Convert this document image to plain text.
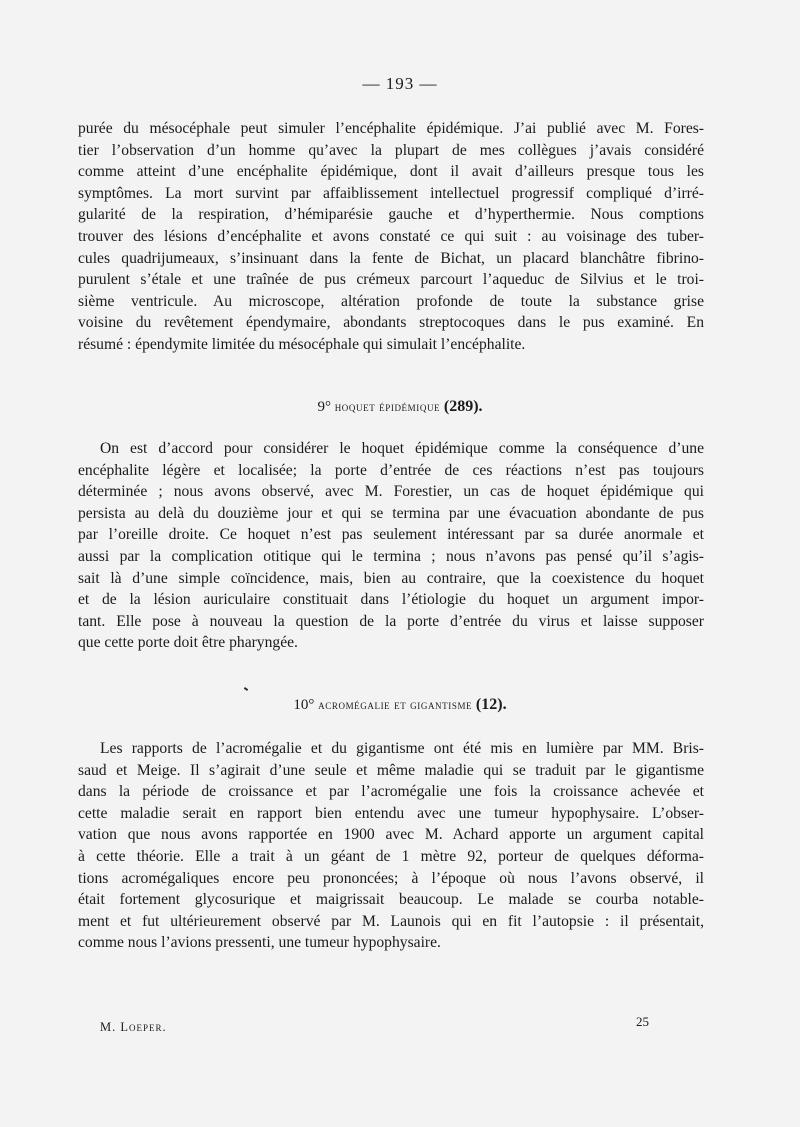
— 193 —
purée du mésocéphale peut simuler l’encéphalite épidémique. J’ai publié avec M. Fores-
tier l’observation d’un homme qu’avec la plupart de mes collègues j’avais considéré
comme atteint d’une encéphalite épidémique, dont il avait d’ailleurs presque tous les
symptômes. La mort survint par affaiblissement intellectuel progressif compliqué d’irré-
gularité de la respiration, d’hémiparésie gauche et d’hyperthermie. Nous comptions
trouver des lésions d’encéphalite et avons constaté ce qui suit : au voisinage des tuber-
cules quadrijumeaux, s’insinuant dans la fente de Bichat, un placard blanchâtre fibrino-
purulent s’étale et une traînée de pus crémeux parcourt l’aqueduc de Silvius et le troi-
sième ventricule. Au microscope, altération profonde de toute la substance grise
voisine du revêtement épendymaire, abondants streptocoques dans le pus examiné. En
résumé : épendymite limitée du mésocéphale qui simulait l’encéphalite.
9° hoquet épidémique (289).
On est d’accord pour considérer le hoquet épidémique comme la conséquence d’une
encéphalite légère et localisée; la porte d’entrée de ces réactions n’est pas toujours
déterminée ; nous avons observé, avec M. Forestier, un cas de hoquet épidémique qui
persista au delà du douzième jour et qui se termina par une évacuation abondante de pus
par l’oreille droite. Ce hoquet n’est pas seulement intéressant par sa durée anormale et
aussi par la complication otitique qui le termina ; nous n’avons pas pensé qu’il s’agis-
sait là d’une simple coïncidence, mais, bien au contraire, que la coexistence du hoquet
et de la lésion auriculaire constituait dans l’étiologie du hoquet un argument impor-
tant. Elle pose à nouveau la question de la porte d’entrée du virus et laisse supposer
que cette porte doit être pharyngée.
10° acromégalie et gigantisme (12).
Les rapports de l’acromégalie et du gigantisme ont été mis en lumière par MM. Bris-
saud et Meige. Il s’agirait d’une seule et même maladie qui se traduit par le gigantisme
dans la période de croissance et par l’acromégalie une fois la croissance achevée et
cette maladie serait en rapport bien entendu avec une tumeur hypophysaire. L’obser-
vation que nous avons rapportée en 1900 avec M. Achard apporte un argument capital
à cette théorie. Elle a trait à un géant de 1 mètre 92, porteur de quelques déforma-
tions acromégaliques encore peu prononcées; à l’époque où nous l’avons observé, il
était fortement glycosurique et maigrissait beaucoup. Le malade se courba notable-
ment et fut ultérieurement observé par M. Launois qui en fit l’autopsie : il présentait,
comme nous l’avions pressenti, une tumeur hypophysaire.
M. Loeper.	25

What the exercise asks:
Although the records above include pictures, the copy must contain only their exact text.

Answer box:
Convert this document image to plain text.
— 193 —
purée du mésocéphale peut simuler l’encéphalite épidémique. J’ai publié avec M. Fores-
tier l’observation d’un homme qu’avec la plupart de mes collègues j’avais considéré
comme atteint d’une encéphalite épidémique, dont il avait d’ailleurs presque tous les
symptômes. La mort survint par affaiblissement intellectuel progressif compliqué d’irré-
gularité de la respiration, d’hémiparésie gauche et d’hyperthermie. Nous comptions
trouver des lésions d’encéphalite et avons constaté ce qui suit : au voisinage des tuber-
cules quadrijumeaux, s’insinuant dans la fente de Bichat, un placard blanchâtre fibrino-
purulent s’étale et une traînée de pus crémeux parcourt l’aqueduc de Silvius et le troi-
sième ventricule. Au microscope, altération profonde de toute la substance grise
voisine du revêtement épendymaire, abondants streptocoques dans le pus examiné. En
résumé : épendymite limitée du mésocéphale qui simulait l’encéphalite.
9° hoquet épidémique (289).
On est d’accord pour considérer le hoquet épidémique comme la conséquence d’une
encéphalite légère et localisée; la porte d’entrée de ces réactions n’est pas toujours
déterminée ; nous avons observé, avec M. Forestier, un cas de hoquet épidémique qui
persista au delà du douzième jour et qui se termina par une évacuation abondante de pus
par l’oreille droite. Ce hoquet n’est pas seulement intéressant par sa durée anormale et
aussi par la complication otitique qui le termina ; nous n’avons pas pensé qu’il s’agis-
sait là d’une simple coïncidence, mais, bien au contraire, que la coexistence du hoquet
et de la lésion auriculaire constituait dans l’étiologie du hoquet un argument impor-
tant. Elle pose à nouveau la question de la porte d’entrée du virus et laisse supposer
que cette porte doit être pharyngée.
10° acromégalie et gigantisme (12).
Les rapports de l’acromégalie et du gigantisme ont été mis en lumière par MM. Bris-
saud et Meige. Il s’agirait d’une seule et même maladie qui se traduit par le gigantisme
dans la période de croissance et par l’acromégalie une fois la croissance achevée et
cette maladie serait en rapport bien entendu avec une tumeur hypophysaire. L’obser-
vation que nous avons rapportée en 1900 avec M. Achard apporte un argument capital
à cette théorie. Elle a trait à un géant de 1 mètre 92, porteur de quelques déforma-
tions acromégaliques encore peu prononcées; à l’époque où nous l’avons observé, il
était fortement glycosurique et maigrissait beaucoup. Le malade se courba notable-
ment et fut ultérieurement observé par M. Launois qui en fit l’autopsie : il présentait,
comme nous l’avions pressenti, une tumeur hypophysaire.
M. Loeper.	25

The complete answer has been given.